PROBLEM:
Pick out all lines in the listing holding the string "Михайловское" and copy them.

MATERIAL:
|---|

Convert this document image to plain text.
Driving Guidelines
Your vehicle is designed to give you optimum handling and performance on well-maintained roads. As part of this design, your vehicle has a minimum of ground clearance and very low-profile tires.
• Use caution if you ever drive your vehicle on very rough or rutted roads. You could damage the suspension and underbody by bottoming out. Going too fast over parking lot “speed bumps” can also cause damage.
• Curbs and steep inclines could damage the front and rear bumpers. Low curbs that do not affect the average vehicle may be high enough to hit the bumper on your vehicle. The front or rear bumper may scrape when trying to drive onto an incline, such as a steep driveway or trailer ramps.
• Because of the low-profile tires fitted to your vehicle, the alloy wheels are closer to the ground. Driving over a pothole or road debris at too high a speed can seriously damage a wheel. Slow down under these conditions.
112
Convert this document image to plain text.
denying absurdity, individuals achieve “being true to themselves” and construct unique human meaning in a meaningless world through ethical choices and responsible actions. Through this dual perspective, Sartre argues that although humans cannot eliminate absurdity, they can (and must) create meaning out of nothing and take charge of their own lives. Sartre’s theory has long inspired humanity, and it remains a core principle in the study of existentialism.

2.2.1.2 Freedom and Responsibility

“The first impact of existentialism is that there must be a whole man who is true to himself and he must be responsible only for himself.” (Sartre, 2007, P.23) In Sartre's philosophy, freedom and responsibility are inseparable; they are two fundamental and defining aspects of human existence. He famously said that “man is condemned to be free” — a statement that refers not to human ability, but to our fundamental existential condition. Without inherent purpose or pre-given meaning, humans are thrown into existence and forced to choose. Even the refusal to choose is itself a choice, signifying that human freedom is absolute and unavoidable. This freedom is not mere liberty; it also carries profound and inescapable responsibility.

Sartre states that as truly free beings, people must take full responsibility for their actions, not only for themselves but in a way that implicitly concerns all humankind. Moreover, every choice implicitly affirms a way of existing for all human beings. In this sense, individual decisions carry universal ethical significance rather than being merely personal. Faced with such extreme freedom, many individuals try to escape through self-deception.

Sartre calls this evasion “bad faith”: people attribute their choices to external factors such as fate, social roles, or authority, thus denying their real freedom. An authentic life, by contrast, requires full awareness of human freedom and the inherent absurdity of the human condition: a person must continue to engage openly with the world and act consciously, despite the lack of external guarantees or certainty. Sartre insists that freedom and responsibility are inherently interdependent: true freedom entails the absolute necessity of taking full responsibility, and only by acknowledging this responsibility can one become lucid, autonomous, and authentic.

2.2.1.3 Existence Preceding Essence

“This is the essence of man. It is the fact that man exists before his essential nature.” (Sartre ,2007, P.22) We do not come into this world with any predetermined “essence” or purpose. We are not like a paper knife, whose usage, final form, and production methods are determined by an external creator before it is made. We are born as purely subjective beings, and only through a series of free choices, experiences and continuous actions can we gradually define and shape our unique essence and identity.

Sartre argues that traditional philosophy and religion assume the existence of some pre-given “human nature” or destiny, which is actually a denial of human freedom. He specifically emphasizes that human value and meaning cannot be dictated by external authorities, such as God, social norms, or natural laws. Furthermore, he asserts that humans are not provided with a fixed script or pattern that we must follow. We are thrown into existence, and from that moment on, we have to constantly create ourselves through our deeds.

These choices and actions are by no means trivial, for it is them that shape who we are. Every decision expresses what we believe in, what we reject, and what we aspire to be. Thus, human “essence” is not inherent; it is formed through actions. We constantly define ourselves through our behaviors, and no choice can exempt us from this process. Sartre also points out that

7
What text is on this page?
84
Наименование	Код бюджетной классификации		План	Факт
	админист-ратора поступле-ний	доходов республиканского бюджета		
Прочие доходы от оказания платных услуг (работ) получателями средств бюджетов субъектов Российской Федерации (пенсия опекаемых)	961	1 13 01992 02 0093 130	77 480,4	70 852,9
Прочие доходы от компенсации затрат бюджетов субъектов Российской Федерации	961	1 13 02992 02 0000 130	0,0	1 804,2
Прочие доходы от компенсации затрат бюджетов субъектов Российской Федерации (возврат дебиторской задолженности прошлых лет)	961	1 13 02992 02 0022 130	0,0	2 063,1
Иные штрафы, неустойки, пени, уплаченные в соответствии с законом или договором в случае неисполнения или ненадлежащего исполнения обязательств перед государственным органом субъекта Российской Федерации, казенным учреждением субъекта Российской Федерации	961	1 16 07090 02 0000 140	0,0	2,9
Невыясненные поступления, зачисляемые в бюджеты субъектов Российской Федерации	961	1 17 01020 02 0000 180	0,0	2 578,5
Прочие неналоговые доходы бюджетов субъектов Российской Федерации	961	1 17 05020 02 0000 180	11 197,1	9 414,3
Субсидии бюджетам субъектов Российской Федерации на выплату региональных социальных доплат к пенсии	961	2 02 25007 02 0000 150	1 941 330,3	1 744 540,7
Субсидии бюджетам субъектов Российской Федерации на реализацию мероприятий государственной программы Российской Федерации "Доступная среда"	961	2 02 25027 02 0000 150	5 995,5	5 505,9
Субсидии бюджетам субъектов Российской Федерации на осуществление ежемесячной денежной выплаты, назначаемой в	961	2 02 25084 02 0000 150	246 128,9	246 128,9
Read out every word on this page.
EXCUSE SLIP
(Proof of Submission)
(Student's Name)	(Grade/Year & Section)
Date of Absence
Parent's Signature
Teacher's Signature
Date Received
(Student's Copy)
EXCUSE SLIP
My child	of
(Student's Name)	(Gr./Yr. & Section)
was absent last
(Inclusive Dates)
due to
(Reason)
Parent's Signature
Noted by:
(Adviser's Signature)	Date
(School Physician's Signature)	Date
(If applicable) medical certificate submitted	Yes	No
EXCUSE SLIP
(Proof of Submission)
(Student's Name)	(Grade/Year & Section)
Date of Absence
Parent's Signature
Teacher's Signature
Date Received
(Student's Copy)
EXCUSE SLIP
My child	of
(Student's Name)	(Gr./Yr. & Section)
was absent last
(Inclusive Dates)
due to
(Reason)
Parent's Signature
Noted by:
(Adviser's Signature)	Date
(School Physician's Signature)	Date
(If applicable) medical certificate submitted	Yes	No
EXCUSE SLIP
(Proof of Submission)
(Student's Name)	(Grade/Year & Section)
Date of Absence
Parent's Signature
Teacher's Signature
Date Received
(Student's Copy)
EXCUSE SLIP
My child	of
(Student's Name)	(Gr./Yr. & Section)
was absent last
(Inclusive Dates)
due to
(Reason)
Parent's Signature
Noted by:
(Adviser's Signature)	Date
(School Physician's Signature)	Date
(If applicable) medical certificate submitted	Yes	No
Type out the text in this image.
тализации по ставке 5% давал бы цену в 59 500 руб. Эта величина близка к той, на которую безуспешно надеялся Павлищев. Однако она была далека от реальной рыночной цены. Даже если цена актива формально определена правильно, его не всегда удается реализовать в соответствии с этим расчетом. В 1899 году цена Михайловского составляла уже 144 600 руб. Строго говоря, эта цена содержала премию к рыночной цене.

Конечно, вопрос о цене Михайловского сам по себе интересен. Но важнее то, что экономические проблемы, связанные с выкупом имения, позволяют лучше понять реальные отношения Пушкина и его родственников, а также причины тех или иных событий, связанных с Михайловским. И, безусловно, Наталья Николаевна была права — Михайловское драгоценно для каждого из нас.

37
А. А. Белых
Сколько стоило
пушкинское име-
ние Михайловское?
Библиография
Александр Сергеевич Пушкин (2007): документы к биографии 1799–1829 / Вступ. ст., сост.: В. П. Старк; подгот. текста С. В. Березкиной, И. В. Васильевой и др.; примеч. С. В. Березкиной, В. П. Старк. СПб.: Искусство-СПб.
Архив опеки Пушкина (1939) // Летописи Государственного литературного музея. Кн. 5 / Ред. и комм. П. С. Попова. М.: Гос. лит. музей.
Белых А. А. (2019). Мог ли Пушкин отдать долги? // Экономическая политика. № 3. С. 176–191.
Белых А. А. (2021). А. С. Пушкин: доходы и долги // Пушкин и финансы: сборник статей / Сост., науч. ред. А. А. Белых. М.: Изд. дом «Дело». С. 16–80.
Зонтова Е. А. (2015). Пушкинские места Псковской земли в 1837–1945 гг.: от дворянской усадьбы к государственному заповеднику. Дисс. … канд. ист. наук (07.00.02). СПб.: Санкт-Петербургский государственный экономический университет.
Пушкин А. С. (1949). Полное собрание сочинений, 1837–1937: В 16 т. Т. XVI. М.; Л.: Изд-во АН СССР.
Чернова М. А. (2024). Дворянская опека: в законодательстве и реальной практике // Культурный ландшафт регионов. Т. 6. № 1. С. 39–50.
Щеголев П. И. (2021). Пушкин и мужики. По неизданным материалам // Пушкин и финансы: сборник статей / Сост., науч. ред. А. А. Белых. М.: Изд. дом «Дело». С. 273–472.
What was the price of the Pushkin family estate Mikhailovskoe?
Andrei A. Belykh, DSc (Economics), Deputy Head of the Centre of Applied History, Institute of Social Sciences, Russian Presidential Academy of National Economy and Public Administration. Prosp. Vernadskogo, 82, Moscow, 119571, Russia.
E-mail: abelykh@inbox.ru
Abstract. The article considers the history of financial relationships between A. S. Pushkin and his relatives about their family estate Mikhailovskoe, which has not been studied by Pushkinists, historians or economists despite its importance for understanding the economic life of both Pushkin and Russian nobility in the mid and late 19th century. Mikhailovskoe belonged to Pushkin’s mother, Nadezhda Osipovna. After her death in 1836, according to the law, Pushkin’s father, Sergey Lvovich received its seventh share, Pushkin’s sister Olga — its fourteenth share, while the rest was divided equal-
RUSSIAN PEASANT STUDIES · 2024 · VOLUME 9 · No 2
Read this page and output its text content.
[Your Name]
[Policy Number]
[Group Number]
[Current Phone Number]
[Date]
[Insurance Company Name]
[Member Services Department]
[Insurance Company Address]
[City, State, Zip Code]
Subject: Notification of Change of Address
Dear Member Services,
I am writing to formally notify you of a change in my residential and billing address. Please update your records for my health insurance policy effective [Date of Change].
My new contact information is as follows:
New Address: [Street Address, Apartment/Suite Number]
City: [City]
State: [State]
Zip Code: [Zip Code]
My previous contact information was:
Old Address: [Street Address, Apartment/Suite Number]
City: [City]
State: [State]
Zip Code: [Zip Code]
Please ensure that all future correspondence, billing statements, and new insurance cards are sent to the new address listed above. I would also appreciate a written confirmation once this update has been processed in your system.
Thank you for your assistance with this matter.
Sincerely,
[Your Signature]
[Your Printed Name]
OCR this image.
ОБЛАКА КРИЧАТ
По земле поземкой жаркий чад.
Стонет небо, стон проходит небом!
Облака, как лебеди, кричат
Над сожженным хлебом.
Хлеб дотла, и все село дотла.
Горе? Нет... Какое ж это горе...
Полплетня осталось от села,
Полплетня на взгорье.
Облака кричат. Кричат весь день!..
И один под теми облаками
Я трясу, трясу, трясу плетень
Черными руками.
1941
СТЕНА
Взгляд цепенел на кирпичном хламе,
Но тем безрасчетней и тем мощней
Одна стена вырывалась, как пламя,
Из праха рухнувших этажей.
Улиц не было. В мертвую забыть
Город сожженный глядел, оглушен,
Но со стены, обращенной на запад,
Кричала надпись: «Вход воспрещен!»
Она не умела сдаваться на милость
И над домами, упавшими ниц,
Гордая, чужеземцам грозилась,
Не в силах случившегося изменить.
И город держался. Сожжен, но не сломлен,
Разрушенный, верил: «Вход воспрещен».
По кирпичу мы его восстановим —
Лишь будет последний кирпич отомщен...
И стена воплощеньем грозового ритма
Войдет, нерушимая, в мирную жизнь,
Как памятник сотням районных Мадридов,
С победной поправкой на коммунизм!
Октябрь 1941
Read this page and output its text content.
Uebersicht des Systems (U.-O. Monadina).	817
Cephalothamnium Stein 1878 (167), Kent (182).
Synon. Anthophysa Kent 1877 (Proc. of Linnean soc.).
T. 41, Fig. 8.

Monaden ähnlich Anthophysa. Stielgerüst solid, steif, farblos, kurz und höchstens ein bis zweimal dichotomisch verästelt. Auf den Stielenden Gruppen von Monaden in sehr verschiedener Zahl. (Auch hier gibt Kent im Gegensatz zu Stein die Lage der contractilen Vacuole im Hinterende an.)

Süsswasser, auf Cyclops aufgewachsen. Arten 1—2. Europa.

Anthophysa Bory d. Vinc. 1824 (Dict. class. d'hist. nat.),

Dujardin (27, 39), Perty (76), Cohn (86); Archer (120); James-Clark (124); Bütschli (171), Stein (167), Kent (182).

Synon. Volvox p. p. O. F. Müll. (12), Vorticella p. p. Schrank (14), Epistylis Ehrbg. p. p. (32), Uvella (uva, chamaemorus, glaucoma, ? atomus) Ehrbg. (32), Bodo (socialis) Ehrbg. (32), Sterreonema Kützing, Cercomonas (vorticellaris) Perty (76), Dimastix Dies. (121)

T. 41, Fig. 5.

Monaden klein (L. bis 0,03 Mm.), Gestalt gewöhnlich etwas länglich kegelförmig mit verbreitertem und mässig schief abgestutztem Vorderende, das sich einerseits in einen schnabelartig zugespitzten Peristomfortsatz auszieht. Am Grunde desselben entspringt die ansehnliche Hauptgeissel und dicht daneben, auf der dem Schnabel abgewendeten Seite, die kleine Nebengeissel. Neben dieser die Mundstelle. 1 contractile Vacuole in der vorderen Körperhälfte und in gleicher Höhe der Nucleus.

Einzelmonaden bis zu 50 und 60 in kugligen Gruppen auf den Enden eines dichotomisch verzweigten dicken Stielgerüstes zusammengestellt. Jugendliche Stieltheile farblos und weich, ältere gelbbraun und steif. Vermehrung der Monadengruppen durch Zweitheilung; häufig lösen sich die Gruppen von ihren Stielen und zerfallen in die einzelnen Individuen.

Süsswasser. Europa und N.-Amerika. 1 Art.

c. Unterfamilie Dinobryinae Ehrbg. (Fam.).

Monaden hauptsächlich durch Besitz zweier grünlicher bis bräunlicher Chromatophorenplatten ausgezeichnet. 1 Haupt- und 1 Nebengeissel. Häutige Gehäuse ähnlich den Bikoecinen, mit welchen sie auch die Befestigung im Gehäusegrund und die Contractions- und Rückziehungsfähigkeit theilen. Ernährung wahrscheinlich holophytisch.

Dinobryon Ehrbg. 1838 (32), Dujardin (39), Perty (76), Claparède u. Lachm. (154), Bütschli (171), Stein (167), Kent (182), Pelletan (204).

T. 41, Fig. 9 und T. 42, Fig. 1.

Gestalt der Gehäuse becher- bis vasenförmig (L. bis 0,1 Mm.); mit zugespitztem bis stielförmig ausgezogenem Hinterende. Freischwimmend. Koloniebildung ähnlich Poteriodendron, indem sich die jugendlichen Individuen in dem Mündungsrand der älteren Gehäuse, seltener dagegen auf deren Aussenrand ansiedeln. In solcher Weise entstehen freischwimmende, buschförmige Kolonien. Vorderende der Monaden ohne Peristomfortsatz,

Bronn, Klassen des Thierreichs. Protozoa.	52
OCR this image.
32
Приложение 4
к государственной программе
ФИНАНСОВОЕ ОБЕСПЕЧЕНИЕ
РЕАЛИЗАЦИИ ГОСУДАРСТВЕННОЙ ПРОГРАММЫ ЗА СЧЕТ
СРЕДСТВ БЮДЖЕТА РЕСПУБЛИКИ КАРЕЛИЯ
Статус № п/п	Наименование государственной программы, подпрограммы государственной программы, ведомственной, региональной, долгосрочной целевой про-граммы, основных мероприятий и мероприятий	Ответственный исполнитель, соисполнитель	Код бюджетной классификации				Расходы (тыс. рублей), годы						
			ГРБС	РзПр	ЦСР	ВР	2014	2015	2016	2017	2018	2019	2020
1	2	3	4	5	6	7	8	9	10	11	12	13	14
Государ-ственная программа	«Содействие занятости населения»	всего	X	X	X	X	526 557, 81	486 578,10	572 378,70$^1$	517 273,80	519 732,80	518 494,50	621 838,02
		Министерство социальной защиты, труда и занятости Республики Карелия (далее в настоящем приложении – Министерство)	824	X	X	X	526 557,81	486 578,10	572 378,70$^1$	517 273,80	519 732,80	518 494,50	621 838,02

|---|

OUTPUT BELOW:
Конечно, вопрос о цене Михайловского сам по себе интересен. Но важнее то, что экономические проблемы, связанные с выкупом имения, позволяют лучше понять реальные отношения Пушкина и его родственников, а также причины тех или иных событий, связанных с Михайловским. И, безусловно, Наталья Николаевна была права — Михайловское драгоценно для каждого из нас.
ние Михайловское?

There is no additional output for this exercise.